- [SELECTED TEXT]:
◆ ◆ ◆ ◆
1

Input

You are given a single line of text, with length at most 1000 characters. The text consists of English words. Adjacent words in the line are separated by a single space.

The second line consists of a single integer 'N' denoting the width of an output line.

Output

Print the input text in the following format:

  1. no line of output must be more than N characters long.
  2. no word can be split across two lines. If a word does not completely fit in a line, move the word to the next line.

Sample Input

O SOFT embalmer of the still midnight Shutting with careful fingers 
34

Sample Output

O SOFT embalmer of the still 
midnight Shutting with careful 
fingers

Explanation

Each output line is at most 34 characters long. "midnight" does not fit on the first line, hence it was moved to the second line. "fingers" does not fit on the second line, hence it was moved to the third line.
◆ ◆ ◆ ◆
- [DATA BLOCK]:
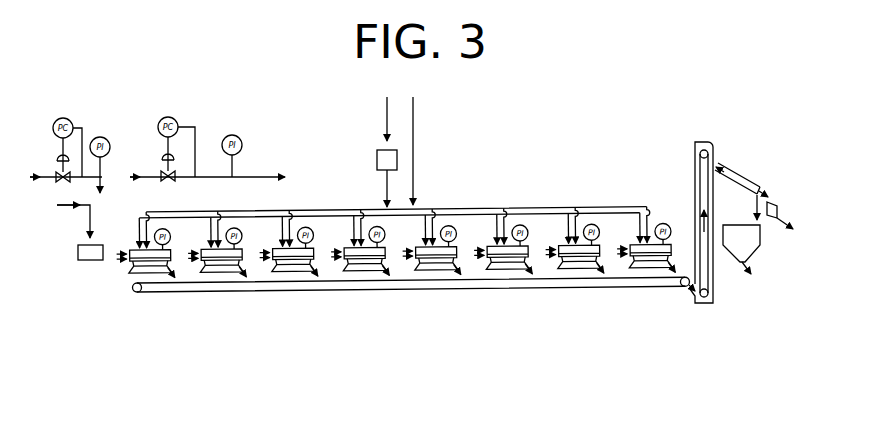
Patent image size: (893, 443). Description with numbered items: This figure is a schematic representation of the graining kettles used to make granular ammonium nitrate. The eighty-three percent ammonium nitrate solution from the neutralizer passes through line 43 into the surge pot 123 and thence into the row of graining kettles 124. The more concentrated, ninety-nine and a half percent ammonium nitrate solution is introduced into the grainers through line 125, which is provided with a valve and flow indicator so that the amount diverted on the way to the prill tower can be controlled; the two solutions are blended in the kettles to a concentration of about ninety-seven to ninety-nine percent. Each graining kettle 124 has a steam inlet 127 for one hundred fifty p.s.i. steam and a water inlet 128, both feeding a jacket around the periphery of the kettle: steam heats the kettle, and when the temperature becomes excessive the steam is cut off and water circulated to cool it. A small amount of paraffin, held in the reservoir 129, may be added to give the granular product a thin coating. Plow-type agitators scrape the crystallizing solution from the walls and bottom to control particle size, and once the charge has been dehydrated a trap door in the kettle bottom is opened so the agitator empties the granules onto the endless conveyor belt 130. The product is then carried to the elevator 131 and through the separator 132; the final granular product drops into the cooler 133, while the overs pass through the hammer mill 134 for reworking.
◆ ◆ ◆ ◆
- [TASKS]:
1. From the word-wrapping problem, extract the passage that begins at the words "You are given" and stops after "an output line.".
2. Write what comes next in the word-wrapping problem, starting after its final sentence.
The lines have no role in this work.

- [RESPONSES BY TASK]:
1.
You are given a single line of text, with length at most 1000 characters. The text consists of English words. Adjacent words in the line are separated by a single space.

The second line consists of a single integer 'N' denoting the width of an output line.

2.
#include<stdio.h>

void main()
{
  int n,i,c;
  char arr[1000];
  scanf("%d",&n);
  //input
  while((c=getchar())!=EOF)
  {
    arr[i]=c;
    i++;
  }
  //checking
  while(i!=n)
  {
    printf("%c",arr[i]);
    i++;
  }
  printf("\n");
}

my code is giving an infinite loop and is not giving the output.

sample test case which I want to pass but I am failing.

Input   
Imagination is more powerful than knowledge
14

OUTPUT
Imagination is\n
 more powerful\n
 than \n
knowledge

can anyone please help me.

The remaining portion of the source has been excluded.